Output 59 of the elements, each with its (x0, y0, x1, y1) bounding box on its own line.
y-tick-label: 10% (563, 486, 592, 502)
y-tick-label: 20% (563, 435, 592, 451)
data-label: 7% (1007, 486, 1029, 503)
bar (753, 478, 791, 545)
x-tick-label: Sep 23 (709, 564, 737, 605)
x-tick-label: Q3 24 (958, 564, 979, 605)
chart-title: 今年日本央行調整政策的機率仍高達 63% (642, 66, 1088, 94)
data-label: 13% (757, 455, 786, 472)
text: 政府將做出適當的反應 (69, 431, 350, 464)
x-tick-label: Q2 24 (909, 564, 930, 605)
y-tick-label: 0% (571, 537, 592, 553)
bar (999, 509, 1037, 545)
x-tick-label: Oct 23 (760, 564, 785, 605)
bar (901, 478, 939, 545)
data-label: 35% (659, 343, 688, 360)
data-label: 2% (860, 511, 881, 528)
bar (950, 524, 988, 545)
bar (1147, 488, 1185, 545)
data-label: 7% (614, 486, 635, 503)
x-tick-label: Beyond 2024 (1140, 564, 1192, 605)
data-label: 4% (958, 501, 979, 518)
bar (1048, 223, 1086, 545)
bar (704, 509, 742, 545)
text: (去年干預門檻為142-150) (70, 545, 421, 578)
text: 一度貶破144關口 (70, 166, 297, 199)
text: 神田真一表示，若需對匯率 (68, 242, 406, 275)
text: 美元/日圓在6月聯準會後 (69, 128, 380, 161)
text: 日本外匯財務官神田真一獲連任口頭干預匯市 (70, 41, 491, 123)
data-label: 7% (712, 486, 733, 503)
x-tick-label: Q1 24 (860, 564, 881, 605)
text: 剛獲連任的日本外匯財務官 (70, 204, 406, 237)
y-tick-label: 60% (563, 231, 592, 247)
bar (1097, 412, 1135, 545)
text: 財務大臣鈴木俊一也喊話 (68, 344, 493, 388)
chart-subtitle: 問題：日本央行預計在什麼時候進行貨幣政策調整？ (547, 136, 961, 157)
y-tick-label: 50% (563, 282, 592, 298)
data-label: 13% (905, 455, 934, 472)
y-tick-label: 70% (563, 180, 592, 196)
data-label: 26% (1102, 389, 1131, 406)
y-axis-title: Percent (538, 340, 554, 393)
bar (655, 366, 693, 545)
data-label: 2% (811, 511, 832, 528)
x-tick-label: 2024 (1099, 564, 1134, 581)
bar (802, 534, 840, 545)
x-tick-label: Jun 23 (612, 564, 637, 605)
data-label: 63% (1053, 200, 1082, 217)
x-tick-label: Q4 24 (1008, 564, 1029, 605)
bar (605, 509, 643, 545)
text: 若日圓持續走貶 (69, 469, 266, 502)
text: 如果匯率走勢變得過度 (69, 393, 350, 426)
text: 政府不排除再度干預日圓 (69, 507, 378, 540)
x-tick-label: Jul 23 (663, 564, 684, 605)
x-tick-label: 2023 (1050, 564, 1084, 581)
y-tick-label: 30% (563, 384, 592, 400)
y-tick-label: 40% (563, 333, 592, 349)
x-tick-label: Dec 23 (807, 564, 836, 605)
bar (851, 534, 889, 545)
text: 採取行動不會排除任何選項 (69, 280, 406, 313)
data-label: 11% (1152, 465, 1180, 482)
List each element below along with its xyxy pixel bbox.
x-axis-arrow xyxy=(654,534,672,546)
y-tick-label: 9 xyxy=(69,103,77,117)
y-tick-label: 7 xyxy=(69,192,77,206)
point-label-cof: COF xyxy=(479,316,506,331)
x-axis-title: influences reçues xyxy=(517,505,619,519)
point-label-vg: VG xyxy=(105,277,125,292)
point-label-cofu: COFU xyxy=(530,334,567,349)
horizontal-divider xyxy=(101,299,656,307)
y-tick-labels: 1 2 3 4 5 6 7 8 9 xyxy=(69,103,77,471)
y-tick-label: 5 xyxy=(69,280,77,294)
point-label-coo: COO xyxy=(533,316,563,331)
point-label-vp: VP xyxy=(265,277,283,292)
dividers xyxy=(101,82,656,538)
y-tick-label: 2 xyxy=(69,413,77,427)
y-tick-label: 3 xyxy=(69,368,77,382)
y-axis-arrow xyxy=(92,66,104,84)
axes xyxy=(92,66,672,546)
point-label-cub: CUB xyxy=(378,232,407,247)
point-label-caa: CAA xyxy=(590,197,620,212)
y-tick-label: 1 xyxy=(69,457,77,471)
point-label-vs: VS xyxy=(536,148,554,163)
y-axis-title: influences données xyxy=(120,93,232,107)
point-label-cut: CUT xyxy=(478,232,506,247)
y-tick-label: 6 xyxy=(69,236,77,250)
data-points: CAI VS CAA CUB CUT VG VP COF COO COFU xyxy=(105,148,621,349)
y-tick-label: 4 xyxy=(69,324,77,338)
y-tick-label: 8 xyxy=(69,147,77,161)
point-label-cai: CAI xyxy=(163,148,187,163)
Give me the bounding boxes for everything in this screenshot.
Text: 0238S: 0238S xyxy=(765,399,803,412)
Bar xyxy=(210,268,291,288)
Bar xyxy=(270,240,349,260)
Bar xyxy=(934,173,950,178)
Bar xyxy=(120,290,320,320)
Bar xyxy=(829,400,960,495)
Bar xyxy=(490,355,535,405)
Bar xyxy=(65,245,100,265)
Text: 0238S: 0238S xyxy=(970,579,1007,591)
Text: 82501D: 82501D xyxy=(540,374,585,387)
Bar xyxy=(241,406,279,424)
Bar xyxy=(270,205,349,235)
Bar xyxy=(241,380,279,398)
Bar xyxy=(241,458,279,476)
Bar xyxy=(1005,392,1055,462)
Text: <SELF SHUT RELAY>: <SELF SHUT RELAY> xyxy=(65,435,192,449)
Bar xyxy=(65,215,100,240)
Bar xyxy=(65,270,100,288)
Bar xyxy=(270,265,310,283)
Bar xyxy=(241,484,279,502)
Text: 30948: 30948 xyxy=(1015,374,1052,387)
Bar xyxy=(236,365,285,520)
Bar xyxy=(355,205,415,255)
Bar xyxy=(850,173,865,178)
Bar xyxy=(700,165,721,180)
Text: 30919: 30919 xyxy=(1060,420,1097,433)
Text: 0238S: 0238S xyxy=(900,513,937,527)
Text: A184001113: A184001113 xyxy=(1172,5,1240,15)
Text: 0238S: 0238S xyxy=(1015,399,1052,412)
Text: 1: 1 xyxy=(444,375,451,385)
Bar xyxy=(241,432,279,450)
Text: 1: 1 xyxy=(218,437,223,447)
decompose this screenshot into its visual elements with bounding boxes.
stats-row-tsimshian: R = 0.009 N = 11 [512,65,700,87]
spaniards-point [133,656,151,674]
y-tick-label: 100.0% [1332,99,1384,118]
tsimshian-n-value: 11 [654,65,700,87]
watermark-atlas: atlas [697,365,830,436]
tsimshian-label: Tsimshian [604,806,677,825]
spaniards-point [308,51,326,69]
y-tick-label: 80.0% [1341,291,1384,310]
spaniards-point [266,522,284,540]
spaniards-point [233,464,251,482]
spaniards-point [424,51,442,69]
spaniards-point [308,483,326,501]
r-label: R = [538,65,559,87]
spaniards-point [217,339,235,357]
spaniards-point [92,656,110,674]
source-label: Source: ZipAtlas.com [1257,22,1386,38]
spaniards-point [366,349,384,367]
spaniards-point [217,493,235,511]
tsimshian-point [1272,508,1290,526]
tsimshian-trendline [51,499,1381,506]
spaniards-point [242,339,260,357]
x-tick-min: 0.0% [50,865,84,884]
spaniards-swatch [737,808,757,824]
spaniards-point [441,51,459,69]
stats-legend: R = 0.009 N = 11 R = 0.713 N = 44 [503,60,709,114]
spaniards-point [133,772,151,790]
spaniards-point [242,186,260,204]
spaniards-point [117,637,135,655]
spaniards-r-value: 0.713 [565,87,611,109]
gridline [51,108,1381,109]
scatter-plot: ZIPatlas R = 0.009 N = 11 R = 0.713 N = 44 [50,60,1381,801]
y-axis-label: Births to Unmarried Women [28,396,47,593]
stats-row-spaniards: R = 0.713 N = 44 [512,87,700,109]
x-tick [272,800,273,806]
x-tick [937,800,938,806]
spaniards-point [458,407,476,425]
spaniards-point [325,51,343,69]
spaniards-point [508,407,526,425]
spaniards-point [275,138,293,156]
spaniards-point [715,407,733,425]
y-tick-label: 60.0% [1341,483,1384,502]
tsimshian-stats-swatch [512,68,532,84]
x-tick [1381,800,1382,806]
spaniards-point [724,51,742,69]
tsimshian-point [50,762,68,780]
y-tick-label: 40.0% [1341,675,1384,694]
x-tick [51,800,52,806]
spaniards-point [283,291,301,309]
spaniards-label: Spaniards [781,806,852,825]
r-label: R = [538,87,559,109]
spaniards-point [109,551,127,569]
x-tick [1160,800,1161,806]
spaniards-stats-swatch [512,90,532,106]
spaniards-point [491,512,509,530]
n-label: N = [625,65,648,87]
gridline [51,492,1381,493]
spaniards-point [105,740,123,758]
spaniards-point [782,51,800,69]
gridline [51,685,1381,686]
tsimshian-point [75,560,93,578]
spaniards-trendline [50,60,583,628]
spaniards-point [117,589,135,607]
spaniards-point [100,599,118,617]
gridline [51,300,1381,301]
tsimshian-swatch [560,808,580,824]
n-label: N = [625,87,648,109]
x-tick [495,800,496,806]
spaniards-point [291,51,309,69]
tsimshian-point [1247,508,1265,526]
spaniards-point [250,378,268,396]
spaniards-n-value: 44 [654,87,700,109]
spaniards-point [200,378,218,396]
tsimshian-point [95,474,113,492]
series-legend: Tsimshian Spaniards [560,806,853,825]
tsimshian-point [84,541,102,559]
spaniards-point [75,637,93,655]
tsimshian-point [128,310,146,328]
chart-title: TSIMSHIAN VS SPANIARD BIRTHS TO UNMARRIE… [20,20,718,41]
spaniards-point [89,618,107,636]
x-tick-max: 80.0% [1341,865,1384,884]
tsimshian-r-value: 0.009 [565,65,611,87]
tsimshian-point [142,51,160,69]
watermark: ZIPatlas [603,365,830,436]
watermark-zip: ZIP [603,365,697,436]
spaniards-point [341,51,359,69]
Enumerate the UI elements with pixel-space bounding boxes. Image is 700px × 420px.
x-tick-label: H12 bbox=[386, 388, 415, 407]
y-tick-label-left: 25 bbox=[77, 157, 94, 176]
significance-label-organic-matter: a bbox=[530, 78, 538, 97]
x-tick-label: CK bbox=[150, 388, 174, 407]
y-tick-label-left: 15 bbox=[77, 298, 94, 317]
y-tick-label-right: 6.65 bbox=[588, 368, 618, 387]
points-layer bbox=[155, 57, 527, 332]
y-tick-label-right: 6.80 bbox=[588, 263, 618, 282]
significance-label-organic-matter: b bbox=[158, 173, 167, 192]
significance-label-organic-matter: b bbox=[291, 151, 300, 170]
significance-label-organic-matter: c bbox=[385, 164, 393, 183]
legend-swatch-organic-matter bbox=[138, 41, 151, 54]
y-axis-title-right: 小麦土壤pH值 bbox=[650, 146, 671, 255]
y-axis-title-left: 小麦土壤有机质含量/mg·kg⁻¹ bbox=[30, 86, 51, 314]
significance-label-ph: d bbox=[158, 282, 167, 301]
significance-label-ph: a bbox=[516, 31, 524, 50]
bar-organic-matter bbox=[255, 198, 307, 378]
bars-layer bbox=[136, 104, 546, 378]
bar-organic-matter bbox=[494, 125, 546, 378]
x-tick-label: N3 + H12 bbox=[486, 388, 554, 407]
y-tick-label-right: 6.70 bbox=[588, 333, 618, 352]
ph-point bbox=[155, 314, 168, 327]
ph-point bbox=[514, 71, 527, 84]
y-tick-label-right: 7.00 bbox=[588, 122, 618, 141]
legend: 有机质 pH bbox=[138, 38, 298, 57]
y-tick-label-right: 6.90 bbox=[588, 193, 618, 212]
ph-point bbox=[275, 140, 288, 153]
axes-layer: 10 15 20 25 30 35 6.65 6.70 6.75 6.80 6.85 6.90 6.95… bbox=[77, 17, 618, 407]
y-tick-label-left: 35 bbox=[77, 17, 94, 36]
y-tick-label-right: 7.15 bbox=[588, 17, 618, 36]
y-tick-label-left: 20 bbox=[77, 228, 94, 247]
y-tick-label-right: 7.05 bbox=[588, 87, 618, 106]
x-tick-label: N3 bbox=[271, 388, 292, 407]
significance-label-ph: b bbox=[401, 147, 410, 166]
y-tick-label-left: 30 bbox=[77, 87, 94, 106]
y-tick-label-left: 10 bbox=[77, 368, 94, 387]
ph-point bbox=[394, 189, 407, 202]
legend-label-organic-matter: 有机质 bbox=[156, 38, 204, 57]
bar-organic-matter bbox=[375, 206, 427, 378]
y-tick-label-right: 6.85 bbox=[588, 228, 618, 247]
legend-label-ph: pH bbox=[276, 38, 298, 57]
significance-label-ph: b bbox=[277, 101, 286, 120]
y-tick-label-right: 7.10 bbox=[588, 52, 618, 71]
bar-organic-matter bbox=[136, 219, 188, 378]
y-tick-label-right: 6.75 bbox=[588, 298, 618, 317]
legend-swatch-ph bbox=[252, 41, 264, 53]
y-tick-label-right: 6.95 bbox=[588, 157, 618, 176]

#### Exercise directions
Copy the lines from the start of the records through the line containing "chart-title: 今年日本央行調整政策的機率仍高達 63%", including both ends.

#### Response for this exercise
Output 59 of the elements, each with its (x0, y0, x1, y1) bounding box on its own line.
y-tick-label: 10% (563, 486, 592, 502)
y-tick-label: 20% (563, 435, 592, 451)
data-label: 7% (1007, 486, 1029, 503)
bar (753, 478, 791, 545)
x-tick-label: Sep 23 (709, 564, 737, 605)
x-tick-label: Q3 24 (958, 564, 979, 605)
chart-title: 今年日本央行調整政策的機率仍高達 63% (642, 66, 1088, 94)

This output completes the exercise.